**Exercise task:** Copy the data below exactly.

**Records provided:**

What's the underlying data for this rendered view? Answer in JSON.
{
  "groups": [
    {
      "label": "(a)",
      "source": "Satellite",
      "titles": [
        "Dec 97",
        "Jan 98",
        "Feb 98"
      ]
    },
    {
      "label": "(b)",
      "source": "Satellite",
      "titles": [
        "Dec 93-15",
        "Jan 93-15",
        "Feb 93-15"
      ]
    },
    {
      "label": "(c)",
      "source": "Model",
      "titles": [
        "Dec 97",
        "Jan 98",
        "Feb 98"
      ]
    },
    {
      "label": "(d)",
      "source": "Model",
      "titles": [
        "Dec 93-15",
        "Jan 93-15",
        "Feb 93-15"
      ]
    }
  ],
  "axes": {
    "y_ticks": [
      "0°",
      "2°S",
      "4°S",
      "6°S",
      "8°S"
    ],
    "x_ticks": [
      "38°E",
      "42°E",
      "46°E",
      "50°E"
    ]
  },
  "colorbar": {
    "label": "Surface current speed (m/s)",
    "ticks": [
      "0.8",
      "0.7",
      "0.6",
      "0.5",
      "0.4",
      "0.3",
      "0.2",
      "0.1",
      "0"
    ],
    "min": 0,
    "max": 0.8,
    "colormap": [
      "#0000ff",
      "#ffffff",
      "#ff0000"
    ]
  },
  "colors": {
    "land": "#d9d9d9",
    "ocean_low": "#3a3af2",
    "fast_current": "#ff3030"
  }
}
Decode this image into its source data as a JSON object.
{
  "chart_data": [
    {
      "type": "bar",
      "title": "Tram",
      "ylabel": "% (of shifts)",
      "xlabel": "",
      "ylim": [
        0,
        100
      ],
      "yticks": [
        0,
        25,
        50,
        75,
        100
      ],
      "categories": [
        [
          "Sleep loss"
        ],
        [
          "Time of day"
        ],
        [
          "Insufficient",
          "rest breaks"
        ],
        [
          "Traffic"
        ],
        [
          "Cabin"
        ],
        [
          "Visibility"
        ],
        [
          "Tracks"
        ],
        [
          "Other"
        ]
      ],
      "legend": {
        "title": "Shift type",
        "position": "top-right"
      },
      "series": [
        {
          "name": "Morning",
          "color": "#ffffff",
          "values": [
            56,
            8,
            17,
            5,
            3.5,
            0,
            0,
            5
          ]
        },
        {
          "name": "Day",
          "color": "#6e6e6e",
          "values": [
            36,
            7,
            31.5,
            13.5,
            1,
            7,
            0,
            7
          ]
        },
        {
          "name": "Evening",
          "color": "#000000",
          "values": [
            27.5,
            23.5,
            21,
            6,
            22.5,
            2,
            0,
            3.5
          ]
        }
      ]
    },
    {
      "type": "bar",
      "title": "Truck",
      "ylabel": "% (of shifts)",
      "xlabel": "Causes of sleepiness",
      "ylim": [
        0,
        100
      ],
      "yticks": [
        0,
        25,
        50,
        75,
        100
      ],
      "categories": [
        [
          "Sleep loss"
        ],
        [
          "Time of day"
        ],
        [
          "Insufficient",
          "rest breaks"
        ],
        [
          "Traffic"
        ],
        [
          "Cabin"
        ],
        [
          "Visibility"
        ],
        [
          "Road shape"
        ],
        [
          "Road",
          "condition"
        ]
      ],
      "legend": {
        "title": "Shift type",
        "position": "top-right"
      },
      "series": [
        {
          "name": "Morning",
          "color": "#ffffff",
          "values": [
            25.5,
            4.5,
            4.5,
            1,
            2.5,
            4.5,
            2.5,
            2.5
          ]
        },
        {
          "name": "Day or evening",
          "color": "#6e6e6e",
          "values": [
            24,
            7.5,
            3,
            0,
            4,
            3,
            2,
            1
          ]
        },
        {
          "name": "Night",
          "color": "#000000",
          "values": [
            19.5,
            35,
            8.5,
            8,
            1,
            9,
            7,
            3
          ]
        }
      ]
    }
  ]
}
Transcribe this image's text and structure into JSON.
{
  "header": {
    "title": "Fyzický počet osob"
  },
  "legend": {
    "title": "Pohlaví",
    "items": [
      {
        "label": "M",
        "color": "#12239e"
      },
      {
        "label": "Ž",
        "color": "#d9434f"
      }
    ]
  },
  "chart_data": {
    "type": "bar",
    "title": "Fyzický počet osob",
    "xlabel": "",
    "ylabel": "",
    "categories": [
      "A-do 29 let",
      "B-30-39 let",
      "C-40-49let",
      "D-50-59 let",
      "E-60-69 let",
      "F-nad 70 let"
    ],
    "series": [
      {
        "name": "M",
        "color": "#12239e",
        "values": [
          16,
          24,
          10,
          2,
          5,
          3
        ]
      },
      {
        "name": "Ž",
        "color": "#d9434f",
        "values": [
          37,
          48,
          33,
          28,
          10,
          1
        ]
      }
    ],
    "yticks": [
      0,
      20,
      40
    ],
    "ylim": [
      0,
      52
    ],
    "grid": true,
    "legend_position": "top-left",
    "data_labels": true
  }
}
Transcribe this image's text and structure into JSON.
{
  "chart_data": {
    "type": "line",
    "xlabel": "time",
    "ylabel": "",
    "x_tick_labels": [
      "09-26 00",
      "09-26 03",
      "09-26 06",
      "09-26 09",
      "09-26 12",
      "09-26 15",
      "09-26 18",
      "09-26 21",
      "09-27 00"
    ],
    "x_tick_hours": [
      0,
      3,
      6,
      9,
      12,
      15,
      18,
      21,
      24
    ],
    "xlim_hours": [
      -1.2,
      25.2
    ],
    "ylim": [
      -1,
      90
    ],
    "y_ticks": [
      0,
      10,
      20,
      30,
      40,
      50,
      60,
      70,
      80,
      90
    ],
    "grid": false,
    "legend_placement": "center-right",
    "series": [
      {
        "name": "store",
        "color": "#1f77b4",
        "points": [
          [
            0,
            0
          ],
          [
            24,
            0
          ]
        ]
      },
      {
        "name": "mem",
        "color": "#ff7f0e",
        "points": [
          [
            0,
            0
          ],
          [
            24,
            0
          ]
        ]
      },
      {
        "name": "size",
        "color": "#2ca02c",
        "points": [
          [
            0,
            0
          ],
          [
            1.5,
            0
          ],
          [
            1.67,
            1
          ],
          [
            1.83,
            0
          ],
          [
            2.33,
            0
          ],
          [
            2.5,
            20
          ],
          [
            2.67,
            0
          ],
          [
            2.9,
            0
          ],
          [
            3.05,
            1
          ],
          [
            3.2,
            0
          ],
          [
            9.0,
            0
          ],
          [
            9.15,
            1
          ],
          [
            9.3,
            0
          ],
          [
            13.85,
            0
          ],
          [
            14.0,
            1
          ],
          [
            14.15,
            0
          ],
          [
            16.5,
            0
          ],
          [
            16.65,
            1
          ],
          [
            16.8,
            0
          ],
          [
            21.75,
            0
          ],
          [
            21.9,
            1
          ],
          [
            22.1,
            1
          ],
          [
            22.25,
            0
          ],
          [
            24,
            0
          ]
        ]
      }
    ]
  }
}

**Response to this task:**
What's the underlying data for this rendered view? Answer in JSON.
{
  "groups": [
    {
      "label": "(a)",
      "source": "Satellite",
      "titles": [
        "Dec 97",
        "Jan 98",
        "Feb 98"
      ]
    },
    {
      "label": "(b)",
      "source": "Satellite",
      "titles": [
        "Dec 93-15",
        "Jan 93-15",
        "Feb 93-15"
      ]
    },
    {
      "label": "(c)",
      "source": "Model",
      "titles": [
        "Dec 97",
        "Jan 98",
        "Feb 98"
      ]
    },
    {
      "label": "(d)",
      "source": "Model",
      "titles": [
        "Dec 93-15",
        "Jan 93-15",
        "Feb 93-15"
      ]
    }
  ],
  "axes": {
    "y_ticks": [
      "0°",
      "2°S",
      "4°S",
      "6°S",
      "8°S"
    ],
    "x_ticks": [
      "38°E",
      "42°E",
      "46°E",
      "50°E"
    ]
  },
  "colorbar": {
    "label": "Surface current speed (m/s)",
    "ticks": [
      "0.8",
      "0.7",
      "0.6",
      "0.5",
      "0.4",
      "0.3",
      "0.2",
      "0.1",
      "0"
    ],
    "min": 0,
    "max": 0.8,
    "colormap": [
      "#0000ff",
      "#ffffff",
      "#ff0000"
    ]
  },
  "colors": {
    "land": "#d9d9d9",
    "ocean_low": "#3a3af2",
    "fast_current": "#ff3030"
  }
}
Decode this image into its source data as a JSON object.
{
  "chart_data": [
    {
      "type": "bar",
      "title": "Tram",
      "ylabel": "% (of shifts)",
      "xlabel": "",
      "ylim": [
        0,
        100
      ],
      "yticks": [
        0,
        25,
        50,
        75,
        100
      ],
      "categories": [
        [
          "Sleep loss"
        ],
        [
          "Time of day"
        ],
        [
          "Insufficient",
          "rest breaks"
        ],
        [
          "Traffic"
        ],
        [
          "Cabin"
        ],
        [
          "Visibility"
        ],
        [
          "Tracks"
        ],
        [
          "Other"
        ]
      ],
      "legend": {
        "title": "Shift type",
        "position": "top-right"
      },
      "series": [
        {
          "name": "Morning",
          "color": "#ffffff",
          "values": [
            56,
            8,
            17,
            5,
            3.5,
            0,
            0,
            5
          ]
        },
        {
          "name": "Day",
          "color": "#6e6e6e",
          "values": [
            36,
            7,
            31.5,
            13.5,
            1,
            7,
            0,
            7
          ]
        },
        {
          "name": "Evening",
          "color": "#000000",
          "values": [
            27.5,
            23.5,
            21,
            6,
            22.5,
            2,
            0,
            3.5
          ]
        }
      ]
    },
    {
      "type": "bar",
      "title": "Truck",
      "ylabel": "% (of shifts)",
      "xlabel": "Causes of sleepiness",
      "ylim": [
        0,
        100
      ],
      "yticks": [
        0,
        25,
        50,
        75,
        100
      ],
      "categories": [
        [
          "Sleep loss"
        ],
        [
          "Time of day"
        ],
        [
          "Insufficient",
          "rest breaks"
        ],
        [
          "Traffic"
        ],
        [
          "Cabin"
        ],
        [
          "Visibility"
        ],
        [
          "Road shape"
        ],
        [
          "Road",
          "condition"
        ]
      ],
      "legend": {
        "title": "Shift type",
        "position": "top-right"
      },
      "series": [
        {
          "name": "Morning",
          "color": "#ffffff",
          "values": [
            25.5,
            4.5,
            4.5,
            1,
            2.5,
            4.5,
            2.5,
            2.5
          ]
        },
        {
          "name": "Day or evening",
          "color": "#6e6e6e",
          "values": [
            24,
            7.5,
            3,
            0,
            4,
            3,
            2,
            1
          ]
        },
        {
          "name": "Night",
          "color": "#000000",
          "values": [
            19.5,
            35,
            8.5,
            8,
            1,
            9,
            7,
            3
          ]
        }
      ]
    }
  ]
}
Transcribe this image's text and structure into JSON.
{
  "header": {
    "title": "Fyzický počet osob"
  },
  "legend": {
    "title": "Pohlaví",
    "items": [
      {
        "label": "M",
        "color": "#12239e"
      },
      {
        "label": "Ž",
        "color": "#d9434f"
      }
    ]
  },
  "chart_data": {
    "type": "bar",
    "title": "Fyzický počet osob",
    "xlabel": "",
    "ylabel": "",
    "categories": [
      "A-do 29 let",
      "B-30-39 let",
      "C-40-49let",
      "D-50-59 let",
      "E-60-69 let",
      "F-nad 70 let"
    ],
    "series": [
      {
        "name": "M",
        "color": "#12239e",
        "values": [
          16,
          24,
          10,
          2,
          5,
          3
        ]
      },
      {
        "name": "Ž",
        "color": "#d9434f",
        "values": [
          37,
          48,
          33,
          28,
          10,
          1
        ]
      }
    ],
    "yticks": [
      0,
      20,
      40
    ],
    "ylim": [
      0,
      52
    ],
    "grid": true,
    "legend_position": "top-left",
    "data_labels": true
  }
}
Transcribe this image's text and structure into JSON.
{
  "chart_data": {
    "type": "line",
    "xlabel": "time",
    "ylabel": "",
    "x_tick_labels": [
      "09-26 00",
      "09-26 03",
      "09-26 06",
      "09-26 09",
      "09-26 12",
      "09-26 15",
      "09-26 18",
      "09-26 21",
      "09-27 00"
    ],
    "x_tick_hours": [
      0,
      3,
      6,
      9,
      12,
      15,
      18,
      21,
      24
    ],
    "xlim_hours": [
      -1.2,
      25.2
    ],
    "ylim": [
      -1,
      90
    ],
    "y_ticks": [
      0,
      10,
      20,
      30,
      40,
      50,
      60,
      70,
      80,
      90
    ],
    "grid": false,
    "legend_placement": "center-right",
    "series": [
      {
        "name": "store",
        "color": "#1f77b4",
        "points": [
          [
            0,
            0
          ],
          [
            24,
            0
          ]
        ]
      },
      {
        "name": "mem",
        "color": "#ff7f0e",
        "points": [
          [
            0,
            0
          ],
          [
            24,
            0
          ]
        ]
      },
      {
        "name": "size",
        "color": "#2ca02c",
        "points": [
          [
            0,
            0
          ],
          [
            1.5,
            0
          ],
          [
            1.67,
            1
          ],
          [
            1.83,
            0
          ],
          [
            2.33,
            0
          ],
          [
            2.5,
            20
          ],
          [
            2.67,
            0
          ],
          [
            2.9,
            0
          ],
          [
            3.05,
            1
          ],
          [
            3.2,
            0
          ],
          [
            9.0,
            0
          ],
          [
            9.15,
            1
          ],
          [
            9.3,
            0
          ],
          [
            13.85,
            0
          ],
          [
            14.0,
            1
          ],
          [
            14.15,
            0
          ],
          [
            16.5,
            0
          ],
          [
            16.65,
            1
          ],
          [
            16.8,
            0
          ],
          [
            21.75,
            0
          ],
          [
            21.9,
            1
          ],
          [
            22.1,
            1
          ],
          [
            22.25,
            0
          ],
          [
            24,
            0
          ]
        ]
      }
    ]
  }
}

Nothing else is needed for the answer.